__What the task requires__: Examine the records and identify each line that includes the string "this". Copy those lines.

### Data

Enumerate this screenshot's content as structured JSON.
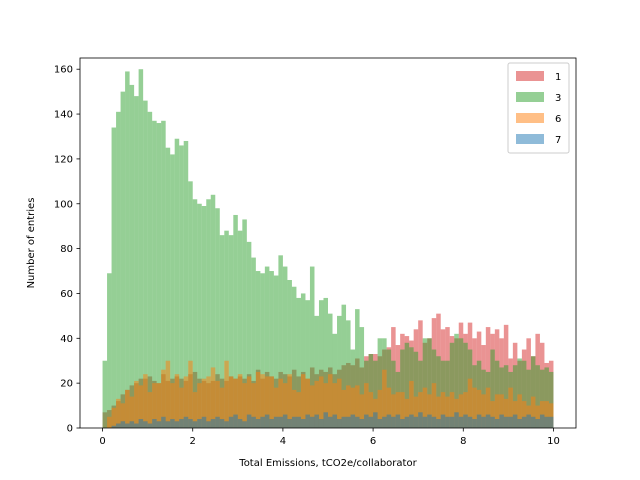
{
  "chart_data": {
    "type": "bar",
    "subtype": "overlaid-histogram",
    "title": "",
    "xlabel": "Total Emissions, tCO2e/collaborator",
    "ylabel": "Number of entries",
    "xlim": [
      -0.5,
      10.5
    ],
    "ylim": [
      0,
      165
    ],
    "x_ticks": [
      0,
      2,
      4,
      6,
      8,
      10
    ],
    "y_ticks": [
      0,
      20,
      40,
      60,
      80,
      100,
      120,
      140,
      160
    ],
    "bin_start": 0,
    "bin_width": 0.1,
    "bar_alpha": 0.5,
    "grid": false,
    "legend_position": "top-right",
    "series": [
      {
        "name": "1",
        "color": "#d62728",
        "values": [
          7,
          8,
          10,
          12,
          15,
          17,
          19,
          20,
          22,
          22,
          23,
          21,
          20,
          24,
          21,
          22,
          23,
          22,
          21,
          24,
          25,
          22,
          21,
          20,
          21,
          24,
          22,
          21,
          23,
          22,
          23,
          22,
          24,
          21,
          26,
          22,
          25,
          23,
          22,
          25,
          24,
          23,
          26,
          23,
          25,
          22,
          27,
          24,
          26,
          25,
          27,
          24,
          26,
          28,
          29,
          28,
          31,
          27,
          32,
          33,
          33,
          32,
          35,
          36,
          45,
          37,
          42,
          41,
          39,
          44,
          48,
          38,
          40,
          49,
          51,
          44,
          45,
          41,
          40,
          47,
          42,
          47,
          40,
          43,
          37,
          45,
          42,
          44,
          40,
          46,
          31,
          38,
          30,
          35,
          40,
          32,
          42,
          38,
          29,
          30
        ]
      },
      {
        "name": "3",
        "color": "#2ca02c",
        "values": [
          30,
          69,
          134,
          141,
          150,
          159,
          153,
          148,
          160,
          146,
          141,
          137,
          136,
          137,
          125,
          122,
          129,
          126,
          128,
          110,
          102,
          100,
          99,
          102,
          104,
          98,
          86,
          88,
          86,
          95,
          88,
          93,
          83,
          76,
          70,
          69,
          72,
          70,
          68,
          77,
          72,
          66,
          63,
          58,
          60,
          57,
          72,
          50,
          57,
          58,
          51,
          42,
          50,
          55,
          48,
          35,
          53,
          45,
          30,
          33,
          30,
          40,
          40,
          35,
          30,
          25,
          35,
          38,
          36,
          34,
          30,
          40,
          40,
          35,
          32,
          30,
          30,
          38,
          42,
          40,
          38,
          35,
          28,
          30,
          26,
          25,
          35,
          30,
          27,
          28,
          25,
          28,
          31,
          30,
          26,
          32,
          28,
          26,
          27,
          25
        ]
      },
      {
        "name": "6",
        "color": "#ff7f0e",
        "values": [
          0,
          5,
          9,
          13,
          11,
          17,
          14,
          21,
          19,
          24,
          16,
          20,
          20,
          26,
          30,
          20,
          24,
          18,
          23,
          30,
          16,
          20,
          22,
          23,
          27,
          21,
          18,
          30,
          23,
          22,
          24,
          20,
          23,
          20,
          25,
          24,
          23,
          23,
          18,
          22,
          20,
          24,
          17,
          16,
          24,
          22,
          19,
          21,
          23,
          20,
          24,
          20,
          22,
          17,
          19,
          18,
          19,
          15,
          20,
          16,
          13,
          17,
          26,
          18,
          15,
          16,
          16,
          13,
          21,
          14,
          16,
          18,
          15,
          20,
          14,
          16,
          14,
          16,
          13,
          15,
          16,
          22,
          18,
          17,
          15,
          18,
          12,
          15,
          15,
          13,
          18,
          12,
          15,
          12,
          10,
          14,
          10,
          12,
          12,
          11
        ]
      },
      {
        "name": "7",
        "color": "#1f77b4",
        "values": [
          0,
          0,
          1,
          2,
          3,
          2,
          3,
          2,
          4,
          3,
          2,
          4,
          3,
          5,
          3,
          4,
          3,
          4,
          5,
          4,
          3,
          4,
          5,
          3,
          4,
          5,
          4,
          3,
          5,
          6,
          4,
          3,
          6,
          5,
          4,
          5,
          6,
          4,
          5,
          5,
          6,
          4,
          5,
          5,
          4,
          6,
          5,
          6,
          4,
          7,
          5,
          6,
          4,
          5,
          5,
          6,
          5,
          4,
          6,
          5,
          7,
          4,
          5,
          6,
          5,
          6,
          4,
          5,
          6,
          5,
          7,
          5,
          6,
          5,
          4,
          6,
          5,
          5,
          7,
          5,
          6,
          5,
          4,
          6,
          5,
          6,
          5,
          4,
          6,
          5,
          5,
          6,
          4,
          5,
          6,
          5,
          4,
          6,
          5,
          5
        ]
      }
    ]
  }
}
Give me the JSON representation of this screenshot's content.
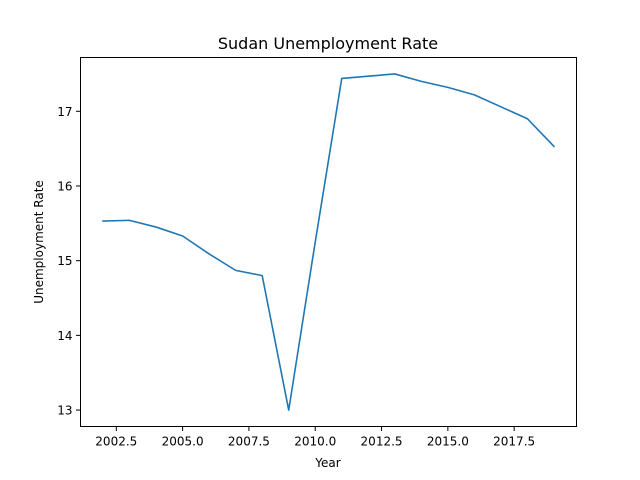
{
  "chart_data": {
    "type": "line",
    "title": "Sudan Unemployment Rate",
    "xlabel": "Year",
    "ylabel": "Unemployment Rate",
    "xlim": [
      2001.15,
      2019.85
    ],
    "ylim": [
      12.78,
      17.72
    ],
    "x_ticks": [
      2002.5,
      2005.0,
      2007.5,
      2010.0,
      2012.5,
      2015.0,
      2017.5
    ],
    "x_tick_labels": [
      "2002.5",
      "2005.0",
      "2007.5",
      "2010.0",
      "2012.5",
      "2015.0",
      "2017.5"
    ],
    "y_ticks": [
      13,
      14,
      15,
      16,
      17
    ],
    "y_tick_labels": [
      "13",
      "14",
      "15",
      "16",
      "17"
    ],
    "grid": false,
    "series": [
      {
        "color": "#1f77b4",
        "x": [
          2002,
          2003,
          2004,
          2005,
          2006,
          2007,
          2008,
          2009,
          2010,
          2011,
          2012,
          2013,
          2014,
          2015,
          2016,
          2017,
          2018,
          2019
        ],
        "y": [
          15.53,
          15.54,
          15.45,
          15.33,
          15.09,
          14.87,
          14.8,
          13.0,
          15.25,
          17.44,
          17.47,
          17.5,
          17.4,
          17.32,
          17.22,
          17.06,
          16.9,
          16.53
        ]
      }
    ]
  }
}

######

__The completed task__:
Enumerate this screenshot's content as structured JSON.
Give me the JSON representation of this screenshot's content.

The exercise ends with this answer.